Objective » For the listing below, give the count of lines containing the string "image" and nothing else.

Supplied material »
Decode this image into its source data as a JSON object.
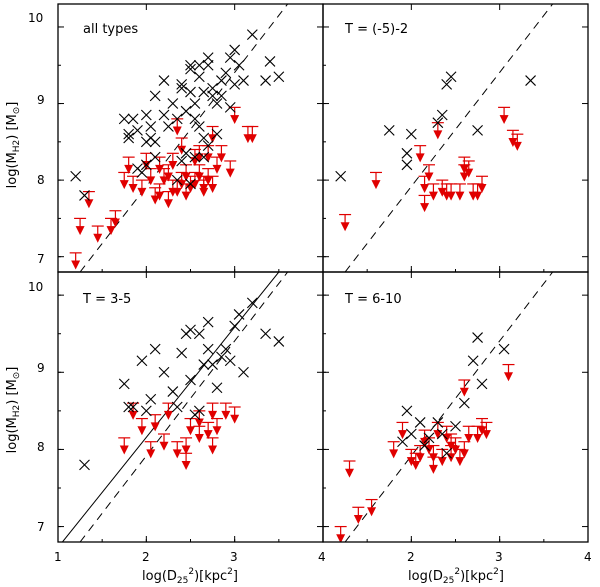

--

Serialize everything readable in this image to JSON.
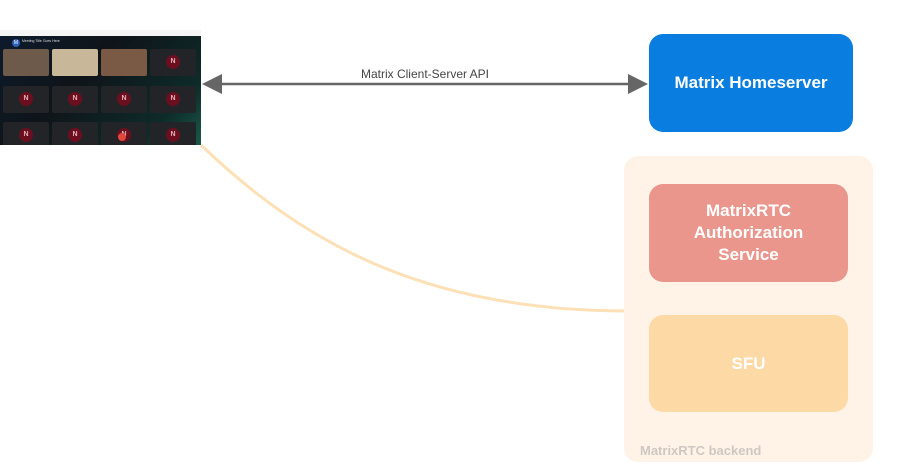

* * *

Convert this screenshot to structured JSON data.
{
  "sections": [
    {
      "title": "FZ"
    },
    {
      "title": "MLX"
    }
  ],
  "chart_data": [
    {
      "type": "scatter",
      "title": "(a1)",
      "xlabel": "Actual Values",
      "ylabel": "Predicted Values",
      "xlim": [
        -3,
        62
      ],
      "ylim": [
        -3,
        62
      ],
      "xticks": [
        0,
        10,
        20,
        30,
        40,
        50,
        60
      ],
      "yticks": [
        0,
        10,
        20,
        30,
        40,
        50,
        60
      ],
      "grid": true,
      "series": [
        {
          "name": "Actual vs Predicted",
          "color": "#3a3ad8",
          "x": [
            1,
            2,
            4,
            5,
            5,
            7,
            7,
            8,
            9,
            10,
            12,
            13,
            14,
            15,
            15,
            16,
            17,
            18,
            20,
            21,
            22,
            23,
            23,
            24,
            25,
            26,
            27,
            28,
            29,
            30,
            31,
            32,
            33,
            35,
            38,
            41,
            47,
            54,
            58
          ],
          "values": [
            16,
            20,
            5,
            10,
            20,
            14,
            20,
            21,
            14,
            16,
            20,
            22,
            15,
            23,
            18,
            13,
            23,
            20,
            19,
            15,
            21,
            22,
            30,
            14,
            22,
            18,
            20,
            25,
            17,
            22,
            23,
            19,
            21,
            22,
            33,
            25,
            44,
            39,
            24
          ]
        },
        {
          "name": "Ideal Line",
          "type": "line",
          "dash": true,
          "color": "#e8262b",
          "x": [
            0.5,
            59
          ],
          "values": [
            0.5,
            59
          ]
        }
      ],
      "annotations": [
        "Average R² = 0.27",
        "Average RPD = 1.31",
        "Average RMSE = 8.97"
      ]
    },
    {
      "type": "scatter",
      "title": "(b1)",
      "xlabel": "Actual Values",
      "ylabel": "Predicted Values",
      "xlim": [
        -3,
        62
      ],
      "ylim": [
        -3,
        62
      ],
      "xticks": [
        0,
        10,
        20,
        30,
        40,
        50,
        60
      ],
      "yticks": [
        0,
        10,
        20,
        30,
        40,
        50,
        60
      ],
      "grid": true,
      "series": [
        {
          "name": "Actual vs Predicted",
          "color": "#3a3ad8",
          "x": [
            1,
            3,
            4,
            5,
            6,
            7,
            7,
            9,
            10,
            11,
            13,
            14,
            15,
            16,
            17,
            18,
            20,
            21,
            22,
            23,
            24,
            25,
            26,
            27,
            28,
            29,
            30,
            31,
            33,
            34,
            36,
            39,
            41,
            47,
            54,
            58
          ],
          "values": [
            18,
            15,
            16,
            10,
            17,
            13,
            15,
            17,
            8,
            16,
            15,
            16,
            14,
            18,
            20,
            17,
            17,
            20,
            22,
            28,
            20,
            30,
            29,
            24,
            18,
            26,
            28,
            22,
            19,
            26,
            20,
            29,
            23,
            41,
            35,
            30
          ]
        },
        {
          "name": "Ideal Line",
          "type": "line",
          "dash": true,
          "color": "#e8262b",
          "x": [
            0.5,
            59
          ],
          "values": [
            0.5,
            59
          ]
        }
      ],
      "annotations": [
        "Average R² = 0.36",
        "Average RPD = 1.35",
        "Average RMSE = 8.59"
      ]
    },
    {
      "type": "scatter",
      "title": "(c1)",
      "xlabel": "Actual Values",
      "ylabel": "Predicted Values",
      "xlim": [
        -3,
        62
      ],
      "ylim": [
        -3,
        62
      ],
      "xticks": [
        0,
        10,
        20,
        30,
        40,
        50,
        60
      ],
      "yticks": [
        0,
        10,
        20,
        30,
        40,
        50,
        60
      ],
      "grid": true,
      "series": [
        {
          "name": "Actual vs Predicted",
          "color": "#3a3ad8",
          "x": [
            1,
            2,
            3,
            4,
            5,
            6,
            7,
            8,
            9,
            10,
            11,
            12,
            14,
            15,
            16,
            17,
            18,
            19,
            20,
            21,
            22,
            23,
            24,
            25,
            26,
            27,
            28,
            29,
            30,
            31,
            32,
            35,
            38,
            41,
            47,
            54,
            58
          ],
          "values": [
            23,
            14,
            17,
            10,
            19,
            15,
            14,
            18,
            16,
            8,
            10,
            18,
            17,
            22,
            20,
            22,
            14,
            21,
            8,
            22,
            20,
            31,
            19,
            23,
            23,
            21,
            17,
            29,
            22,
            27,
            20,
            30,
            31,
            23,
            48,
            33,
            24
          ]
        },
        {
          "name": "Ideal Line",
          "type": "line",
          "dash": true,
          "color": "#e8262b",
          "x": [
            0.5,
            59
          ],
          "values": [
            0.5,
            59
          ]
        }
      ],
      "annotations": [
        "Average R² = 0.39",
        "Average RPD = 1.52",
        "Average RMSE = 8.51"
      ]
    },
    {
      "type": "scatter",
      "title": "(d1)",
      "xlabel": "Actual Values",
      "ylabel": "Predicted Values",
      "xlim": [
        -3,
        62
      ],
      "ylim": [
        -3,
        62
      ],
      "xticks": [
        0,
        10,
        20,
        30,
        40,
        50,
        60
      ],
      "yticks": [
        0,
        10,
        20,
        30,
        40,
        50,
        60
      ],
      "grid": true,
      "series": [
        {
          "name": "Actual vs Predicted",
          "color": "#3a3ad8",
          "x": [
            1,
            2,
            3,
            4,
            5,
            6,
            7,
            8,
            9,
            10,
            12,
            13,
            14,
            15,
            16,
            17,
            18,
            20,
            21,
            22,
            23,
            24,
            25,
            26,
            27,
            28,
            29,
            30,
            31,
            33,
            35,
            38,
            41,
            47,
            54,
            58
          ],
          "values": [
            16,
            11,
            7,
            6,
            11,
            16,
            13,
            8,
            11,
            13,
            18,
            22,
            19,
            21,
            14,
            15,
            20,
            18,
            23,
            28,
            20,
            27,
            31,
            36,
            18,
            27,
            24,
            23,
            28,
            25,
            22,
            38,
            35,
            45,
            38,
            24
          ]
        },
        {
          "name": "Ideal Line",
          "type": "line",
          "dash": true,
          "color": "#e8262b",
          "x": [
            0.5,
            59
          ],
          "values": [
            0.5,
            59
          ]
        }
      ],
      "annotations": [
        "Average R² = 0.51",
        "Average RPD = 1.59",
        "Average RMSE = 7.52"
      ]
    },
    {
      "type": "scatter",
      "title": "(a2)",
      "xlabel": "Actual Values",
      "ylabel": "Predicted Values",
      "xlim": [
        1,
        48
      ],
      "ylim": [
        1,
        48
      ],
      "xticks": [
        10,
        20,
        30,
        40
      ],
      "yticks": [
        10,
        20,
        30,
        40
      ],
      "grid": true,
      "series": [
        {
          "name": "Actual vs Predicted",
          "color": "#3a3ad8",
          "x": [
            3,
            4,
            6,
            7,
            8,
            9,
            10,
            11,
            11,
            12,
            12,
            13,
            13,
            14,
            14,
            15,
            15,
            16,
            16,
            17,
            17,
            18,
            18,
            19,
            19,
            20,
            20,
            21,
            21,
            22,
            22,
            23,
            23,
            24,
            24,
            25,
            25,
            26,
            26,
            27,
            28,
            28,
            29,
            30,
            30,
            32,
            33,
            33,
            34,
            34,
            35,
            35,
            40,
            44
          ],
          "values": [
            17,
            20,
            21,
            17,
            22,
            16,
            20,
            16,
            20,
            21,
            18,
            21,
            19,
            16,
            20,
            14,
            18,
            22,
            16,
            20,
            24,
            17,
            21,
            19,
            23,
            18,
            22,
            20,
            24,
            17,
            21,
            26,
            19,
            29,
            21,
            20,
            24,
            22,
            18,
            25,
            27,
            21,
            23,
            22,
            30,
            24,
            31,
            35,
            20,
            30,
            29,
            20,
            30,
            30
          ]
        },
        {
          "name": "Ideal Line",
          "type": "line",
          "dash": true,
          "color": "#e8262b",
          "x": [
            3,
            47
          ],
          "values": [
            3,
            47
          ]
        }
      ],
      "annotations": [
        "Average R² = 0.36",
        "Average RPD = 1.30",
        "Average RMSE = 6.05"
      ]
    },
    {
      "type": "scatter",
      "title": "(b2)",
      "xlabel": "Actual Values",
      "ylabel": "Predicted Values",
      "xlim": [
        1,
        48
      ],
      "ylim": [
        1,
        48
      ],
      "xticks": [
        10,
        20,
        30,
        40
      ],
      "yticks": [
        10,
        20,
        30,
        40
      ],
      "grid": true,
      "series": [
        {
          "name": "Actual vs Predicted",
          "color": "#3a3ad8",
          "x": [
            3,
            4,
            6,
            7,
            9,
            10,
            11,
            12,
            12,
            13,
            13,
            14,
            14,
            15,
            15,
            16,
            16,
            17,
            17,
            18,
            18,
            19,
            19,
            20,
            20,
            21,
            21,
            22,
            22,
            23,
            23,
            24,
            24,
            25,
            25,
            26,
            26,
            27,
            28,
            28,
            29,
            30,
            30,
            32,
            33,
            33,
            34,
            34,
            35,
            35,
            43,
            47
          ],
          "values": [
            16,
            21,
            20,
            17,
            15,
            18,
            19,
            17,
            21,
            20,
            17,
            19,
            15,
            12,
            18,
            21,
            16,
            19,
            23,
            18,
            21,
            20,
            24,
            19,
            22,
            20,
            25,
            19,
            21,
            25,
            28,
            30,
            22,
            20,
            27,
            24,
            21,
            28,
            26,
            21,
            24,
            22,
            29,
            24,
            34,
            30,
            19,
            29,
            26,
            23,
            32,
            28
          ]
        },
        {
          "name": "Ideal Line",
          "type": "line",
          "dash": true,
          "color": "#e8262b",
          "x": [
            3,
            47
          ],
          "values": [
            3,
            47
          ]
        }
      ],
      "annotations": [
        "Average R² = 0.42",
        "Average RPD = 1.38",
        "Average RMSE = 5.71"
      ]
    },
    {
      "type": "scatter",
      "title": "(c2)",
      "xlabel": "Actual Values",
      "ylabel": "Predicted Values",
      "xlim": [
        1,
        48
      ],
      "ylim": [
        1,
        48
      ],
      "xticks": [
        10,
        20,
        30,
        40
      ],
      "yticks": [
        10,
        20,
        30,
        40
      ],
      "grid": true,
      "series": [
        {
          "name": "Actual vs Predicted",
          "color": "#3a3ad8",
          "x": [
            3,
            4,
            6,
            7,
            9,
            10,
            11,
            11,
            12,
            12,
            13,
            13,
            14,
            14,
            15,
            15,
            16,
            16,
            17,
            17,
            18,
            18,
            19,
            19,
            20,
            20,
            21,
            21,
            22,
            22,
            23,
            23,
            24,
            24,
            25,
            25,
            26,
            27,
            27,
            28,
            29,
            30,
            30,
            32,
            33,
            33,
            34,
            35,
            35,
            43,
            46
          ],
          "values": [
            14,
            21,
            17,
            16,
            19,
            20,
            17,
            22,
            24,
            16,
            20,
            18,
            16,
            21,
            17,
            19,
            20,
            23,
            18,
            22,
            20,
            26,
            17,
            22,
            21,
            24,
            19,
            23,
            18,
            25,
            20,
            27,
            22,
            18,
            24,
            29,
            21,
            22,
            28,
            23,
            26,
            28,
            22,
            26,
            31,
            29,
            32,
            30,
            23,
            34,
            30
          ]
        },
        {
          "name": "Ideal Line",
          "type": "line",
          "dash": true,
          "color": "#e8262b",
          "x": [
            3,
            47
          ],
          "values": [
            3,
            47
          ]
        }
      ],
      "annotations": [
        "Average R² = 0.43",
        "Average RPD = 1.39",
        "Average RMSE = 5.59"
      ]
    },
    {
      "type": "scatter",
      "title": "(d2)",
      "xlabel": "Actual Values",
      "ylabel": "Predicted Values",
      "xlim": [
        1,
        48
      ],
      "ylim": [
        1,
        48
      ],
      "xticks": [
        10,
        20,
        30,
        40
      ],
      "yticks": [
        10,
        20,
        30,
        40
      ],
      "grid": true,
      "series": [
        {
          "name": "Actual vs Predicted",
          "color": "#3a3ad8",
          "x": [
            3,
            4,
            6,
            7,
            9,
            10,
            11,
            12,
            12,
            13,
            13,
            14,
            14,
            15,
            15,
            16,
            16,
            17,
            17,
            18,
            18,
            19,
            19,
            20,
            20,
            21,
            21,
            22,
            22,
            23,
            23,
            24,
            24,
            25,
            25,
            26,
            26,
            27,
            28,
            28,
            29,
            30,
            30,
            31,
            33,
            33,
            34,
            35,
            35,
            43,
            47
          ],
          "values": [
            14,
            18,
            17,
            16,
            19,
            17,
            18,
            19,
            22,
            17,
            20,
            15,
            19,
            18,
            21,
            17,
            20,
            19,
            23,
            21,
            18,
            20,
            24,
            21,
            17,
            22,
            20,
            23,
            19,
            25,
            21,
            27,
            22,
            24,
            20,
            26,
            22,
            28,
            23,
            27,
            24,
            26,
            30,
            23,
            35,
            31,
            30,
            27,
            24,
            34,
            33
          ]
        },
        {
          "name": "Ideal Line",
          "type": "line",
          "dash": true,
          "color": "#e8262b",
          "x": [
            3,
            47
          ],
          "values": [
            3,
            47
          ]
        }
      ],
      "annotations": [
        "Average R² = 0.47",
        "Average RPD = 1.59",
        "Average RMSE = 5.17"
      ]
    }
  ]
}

Output below » 2